**Work to complete**
Identify the lines that contain the string "title" and report only how many there are.

**The records**

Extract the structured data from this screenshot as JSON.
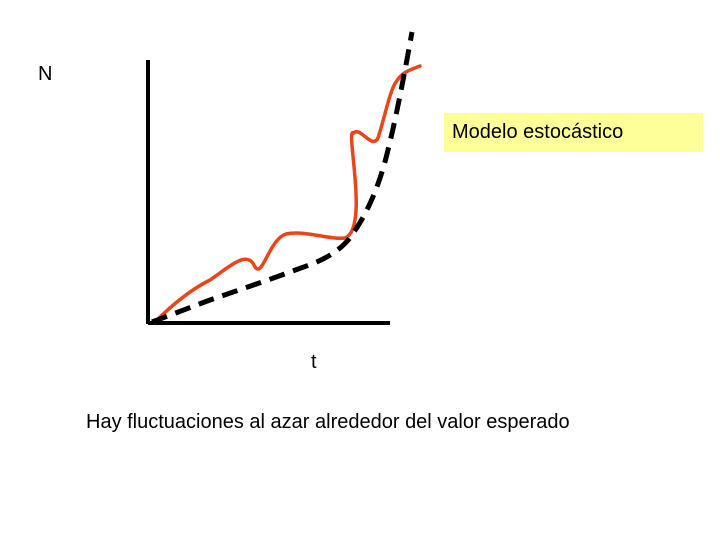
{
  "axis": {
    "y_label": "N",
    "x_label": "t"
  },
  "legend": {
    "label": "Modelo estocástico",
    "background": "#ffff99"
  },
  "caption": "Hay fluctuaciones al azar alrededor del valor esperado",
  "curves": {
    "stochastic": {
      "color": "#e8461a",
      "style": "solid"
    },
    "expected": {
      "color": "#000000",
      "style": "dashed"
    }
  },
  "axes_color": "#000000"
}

* * *

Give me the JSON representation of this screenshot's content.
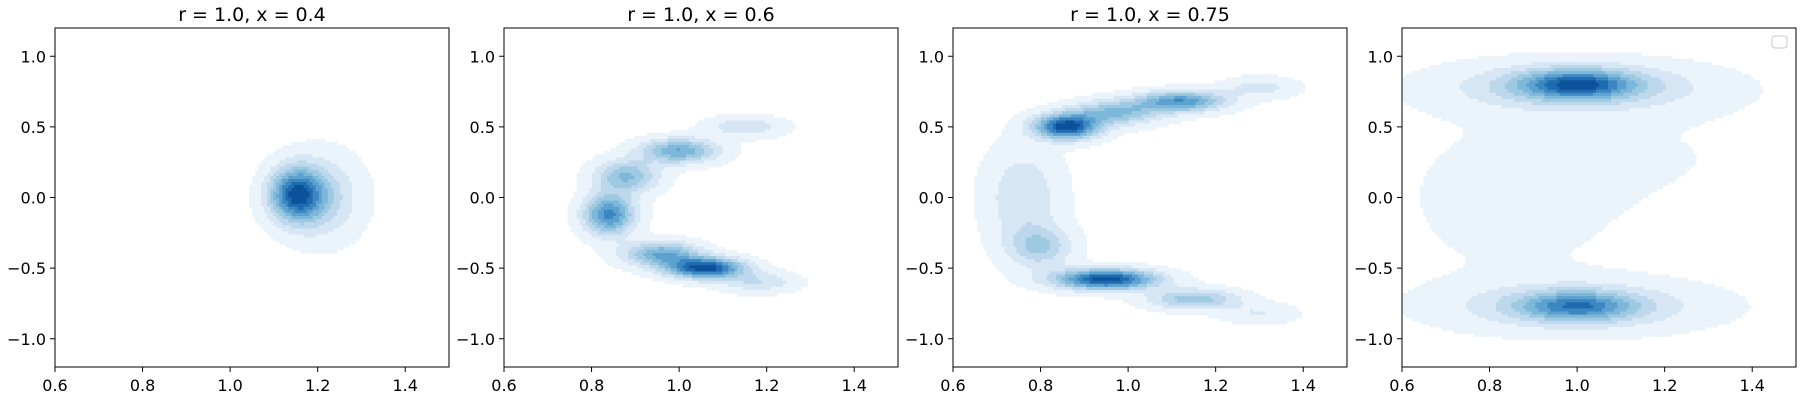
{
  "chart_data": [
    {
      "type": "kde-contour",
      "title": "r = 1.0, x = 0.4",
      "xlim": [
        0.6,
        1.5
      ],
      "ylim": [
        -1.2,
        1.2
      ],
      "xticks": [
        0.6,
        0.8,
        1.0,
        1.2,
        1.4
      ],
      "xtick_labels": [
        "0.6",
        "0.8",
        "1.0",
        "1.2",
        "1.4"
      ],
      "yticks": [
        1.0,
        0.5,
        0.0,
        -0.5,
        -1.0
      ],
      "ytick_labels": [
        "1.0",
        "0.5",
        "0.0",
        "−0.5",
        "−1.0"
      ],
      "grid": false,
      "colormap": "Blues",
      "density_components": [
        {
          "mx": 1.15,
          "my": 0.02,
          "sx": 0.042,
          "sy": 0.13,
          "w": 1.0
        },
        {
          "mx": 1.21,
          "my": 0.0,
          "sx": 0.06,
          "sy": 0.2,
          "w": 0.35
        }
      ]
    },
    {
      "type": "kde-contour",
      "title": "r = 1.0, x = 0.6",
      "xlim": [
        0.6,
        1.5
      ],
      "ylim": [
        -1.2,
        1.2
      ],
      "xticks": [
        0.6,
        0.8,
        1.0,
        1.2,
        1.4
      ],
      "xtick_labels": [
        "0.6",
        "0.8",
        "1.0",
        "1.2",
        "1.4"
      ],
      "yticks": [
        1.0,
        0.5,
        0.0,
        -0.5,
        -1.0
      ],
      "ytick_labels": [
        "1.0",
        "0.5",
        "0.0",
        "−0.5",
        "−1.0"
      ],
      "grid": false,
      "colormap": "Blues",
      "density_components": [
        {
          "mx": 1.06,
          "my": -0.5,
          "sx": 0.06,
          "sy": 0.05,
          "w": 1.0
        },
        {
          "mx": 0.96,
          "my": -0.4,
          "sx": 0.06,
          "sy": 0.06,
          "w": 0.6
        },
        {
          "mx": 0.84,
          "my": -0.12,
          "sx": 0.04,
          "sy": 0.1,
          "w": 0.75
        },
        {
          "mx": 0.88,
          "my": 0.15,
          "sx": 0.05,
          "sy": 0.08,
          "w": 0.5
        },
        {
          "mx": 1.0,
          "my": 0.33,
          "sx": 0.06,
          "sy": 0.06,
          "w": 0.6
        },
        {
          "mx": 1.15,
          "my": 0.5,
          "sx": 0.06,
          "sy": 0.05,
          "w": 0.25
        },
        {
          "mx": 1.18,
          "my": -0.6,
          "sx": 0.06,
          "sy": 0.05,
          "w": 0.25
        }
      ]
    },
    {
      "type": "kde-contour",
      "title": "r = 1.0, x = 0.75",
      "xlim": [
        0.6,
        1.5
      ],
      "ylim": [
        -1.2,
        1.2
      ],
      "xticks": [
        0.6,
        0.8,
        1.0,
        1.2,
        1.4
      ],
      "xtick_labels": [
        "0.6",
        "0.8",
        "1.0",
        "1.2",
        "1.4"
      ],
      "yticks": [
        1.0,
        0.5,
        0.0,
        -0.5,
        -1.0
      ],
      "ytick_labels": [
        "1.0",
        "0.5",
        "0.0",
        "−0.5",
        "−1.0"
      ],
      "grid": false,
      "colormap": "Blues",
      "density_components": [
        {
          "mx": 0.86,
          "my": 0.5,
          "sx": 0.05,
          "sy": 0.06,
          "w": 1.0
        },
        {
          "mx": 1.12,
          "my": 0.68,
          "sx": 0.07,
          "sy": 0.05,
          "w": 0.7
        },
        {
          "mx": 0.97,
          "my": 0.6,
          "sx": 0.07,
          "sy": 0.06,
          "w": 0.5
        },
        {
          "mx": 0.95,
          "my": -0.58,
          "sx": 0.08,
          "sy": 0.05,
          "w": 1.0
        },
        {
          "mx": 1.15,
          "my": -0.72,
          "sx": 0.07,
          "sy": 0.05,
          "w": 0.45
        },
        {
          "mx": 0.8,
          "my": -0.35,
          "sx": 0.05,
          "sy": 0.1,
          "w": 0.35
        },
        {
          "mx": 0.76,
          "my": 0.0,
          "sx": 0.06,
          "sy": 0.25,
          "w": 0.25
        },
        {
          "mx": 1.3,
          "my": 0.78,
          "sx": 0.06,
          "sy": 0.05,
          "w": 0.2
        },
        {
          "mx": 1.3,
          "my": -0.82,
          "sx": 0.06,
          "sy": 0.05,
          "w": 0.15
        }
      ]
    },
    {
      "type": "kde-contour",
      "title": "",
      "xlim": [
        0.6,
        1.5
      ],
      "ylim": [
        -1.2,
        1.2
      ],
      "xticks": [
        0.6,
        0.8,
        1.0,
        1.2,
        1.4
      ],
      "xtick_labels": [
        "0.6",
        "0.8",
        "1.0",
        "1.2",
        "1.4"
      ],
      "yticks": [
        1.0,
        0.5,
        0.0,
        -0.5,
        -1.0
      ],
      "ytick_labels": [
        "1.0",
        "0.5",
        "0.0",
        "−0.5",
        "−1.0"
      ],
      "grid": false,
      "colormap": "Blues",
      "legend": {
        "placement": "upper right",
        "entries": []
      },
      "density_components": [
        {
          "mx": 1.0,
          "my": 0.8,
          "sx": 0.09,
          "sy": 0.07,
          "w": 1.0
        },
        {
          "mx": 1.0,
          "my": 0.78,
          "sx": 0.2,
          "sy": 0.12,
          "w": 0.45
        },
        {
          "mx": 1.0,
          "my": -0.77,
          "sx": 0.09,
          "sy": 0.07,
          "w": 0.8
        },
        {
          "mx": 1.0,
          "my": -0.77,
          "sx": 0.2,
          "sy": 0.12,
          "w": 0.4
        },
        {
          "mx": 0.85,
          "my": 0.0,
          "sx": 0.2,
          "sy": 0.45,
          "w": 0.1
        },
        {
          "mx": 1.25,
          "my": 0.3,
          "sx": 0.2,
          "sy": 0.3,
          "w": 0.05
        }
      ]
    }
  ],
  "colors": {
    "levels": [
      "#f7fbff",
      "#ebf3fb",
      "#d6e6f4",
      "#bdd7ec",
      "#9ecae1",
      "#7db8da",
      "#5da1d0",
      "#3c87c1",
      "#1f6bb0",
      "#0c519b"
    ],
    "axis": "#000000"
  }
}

--

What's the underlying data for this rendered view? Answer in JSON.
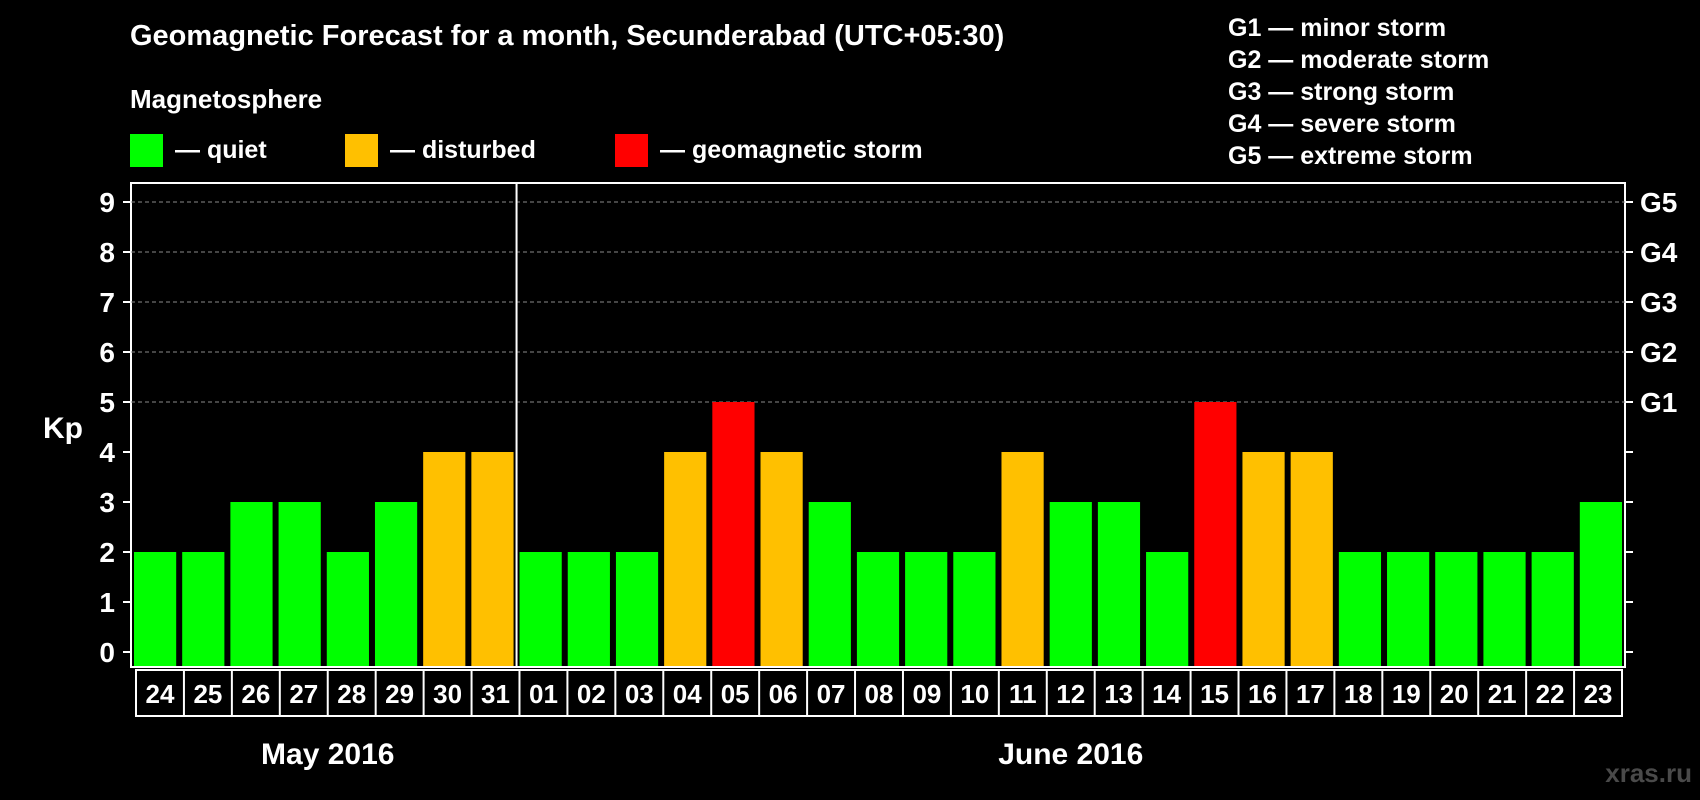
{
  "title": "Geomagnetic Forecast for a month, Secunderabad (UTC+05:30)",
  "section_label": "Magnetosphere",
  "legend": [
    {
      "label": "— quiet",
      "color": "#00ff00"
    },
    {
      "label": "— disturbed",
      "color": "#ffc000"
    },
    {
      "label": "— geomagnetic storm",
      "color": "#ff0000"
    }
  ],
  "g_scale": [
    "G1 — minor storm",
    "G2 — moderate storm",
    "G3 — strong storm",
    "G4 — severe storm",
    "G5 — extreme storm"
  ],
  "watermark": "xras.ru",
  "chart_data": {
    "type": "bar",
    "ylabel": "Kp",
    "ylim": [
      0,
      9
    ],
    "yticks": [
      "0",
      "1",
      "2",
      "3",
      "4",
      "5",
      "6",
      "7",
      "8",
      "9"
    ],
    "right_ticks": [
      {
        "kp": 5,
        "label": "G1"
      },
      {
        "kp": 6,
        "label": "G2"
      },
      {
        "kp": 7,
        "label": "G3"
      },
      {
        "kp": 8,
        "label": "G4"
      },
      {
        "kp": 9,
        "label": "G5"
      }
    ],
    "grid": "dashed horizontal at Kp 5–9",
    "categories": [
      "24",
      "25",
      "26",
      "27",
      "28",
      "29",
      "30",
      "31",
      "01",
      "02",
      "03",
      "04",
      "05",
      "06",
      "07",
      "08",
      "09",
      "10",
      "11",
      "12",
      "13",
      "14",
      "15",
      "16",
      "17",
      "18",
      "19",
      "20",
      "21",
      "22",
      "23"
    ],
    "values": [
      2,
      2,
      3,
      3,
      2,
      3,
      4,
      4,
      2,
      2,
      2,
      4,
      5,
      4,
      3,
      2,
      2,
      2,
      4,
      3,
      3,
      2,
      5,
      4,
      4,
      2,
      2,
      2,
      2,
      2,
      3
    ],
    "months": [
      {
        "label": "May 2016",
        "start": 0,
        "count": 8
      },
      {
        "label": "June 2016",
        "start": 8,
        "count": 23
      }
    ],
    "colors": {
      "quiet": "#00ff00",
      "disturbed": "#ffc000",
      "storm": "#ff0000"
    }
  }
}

**Completed task**
5